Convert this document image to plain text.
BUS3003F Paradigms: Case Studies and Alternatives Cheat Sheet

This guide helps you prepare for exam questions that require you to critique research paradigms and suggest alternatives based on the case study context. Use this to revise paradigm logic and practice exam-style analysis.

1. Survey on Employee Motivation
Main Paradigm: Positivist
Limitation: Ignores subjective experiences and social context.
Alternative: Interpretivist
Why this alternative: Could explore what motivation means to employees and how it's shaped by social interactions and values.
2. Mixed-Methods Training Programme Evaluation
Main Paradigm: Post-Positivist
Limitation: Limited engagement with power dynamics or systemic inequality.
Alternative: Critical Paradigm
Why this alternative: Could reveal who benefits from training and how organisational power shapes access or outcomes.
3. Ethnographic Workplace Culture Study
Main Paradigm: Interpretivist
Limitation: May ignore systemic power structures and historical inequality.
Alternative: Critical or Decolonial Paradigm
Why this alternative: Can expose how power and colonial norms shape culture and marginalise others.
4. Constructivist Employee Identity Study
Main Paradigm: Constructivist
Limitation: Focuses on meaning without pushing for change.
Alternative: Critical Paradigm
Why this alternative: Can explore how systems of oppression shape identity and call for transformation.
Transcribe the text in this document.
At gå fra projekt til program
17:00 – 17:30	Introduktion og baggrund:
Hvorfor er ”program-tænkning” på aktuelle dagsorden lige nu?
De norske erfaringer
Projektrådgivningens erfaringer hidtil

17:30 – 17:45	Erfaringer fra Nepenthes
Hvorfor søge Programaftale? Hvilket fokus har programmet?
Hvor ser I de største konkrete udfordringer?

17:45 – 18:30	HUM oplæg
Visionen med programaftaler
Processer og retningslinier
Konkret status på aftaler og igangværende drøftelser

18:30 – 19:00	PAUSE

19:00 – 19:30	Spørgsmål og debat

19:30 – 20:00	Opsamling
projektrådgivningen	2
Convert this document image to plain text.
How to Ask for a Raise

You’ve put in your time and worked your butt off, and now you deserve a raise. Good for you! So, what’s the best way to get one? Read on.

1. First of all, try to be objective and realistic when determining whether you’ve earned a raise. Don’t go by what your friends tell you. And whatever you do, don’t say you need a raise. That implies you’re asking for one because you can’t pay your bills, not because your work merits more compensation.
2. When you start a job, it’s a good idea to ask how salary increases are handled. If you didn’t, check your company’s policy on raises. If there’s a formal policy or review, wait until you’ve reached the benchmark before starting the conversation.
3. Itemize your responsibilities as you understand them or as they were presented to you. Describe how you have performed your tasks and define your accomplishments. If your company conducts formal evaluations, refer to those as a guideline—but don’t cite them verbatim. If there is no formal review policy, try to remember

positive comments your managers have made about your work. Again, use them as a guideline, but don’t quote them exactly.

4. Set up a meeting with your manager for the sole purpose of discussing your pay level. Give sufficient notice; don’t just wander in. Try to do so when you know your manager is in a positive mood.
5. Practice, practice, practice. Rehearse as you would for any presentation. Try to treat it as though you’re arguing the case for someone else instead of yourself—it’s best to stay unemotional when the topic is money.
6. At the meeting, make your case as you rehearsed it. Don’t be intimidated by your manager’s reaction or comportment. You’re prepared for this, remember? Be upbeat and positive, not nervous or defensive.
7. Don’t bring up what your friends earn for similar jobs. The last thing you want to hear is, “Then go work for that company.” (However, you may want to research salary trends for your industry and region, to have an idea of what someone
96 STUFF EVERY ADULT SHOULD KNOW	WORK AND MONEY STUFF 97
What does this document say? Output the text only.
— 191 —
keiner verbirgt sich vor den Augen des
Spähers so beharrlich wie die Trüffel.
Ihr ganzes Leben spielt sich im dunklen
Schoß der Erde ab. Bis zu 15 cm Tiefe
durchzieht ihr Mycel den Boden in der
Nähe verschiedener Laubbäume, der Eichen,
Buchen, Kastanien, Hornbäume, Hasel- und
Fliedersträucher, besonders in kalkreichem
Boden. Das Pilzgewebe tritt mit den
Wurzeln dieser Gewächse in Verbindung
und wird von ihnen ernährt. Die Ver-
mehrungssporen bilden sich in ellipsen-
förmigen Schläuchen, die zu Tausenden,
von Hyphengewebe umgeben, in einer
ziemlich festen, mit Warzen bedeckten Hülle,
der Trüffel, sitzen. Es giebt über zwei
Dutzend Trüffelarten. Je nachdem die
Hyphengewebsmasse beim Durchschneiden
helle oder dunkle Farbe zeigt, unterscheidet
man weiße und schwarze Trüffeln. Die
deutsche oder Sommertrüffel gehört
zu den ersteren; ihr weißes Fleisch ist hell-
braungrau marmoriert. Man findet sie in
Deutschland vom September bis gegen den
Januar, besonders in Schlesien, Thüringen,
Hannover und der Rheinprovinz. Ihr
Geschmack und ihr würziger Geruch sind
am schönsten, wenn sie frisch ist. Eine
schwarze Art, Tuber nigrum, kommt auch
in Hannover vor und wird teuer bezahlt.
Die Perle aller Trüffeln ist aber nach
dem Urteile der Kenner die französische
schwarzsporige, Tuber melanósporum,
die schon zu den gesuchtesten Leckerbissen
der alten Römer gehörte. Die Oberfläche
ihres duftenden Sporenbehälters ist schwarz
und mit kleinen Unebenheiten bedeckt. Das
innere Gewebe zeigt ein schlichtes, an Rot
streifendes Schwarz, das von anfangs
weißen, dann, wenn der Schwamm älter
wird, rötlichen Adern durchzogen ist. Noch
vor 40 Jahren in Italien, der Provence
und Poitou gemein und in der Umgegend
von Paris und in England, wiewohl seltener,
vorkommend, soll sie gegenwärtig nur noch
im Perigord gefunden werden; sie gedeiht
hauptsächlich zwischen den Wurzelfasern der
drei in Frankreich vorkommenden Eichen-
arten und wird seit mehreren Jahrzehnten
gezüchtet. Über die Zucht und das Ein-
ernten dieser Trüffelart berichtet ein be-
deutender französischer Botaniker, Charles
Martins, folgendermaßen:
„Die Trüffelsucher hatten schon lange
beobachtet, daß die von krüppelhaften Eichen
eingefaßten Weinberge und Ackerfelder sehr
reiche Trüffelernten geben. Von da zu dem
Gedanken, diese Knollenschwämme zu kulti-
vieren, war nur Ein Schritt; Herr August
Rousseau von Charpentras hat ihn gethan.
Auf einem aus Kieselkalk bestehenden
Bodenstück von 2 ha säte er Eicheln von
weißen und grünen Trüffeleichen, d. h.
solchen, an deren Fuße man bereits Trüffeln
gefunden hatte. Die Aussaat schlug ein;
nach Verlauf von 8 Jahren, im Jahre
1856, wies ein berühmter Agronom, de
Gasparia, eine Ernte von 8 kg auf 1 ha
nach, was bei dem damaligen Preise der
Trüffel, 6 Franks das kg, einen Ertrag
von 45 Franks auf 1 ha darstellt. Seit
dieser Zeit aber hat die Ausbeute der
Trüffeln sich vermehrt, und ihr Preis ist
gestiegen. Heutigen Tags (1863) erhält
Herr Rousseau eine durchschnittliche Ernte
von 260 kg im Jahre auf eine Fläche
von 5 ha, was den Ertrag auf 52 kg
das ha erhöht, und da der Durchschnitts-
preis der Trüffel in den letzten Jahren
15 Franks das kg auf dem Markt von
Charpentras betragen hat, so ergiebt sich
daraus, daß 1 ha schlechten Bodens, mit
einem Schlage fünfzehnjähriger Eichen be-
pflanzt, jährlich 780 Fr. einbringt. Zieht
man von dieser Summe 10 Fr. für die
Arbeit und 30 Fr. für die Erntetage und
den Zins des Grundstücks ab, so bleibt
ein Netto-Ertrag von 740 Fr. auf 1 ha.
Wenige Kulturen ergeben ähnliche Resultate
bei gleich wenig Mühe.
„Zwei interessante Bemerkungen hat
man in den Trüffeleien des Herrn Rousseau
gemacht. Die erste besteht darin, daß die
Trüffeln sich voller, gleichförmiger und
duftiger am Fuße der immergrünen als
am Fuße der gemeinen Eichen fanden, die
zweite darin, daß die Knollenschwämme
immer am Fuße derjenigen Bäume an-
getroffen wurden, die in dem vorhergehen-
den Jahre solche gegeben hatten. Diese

^^^^

_EXERCISE BRIEF_.
Give only the count of lines in the data that include the string "research".

_TASK OUTPUT_.
2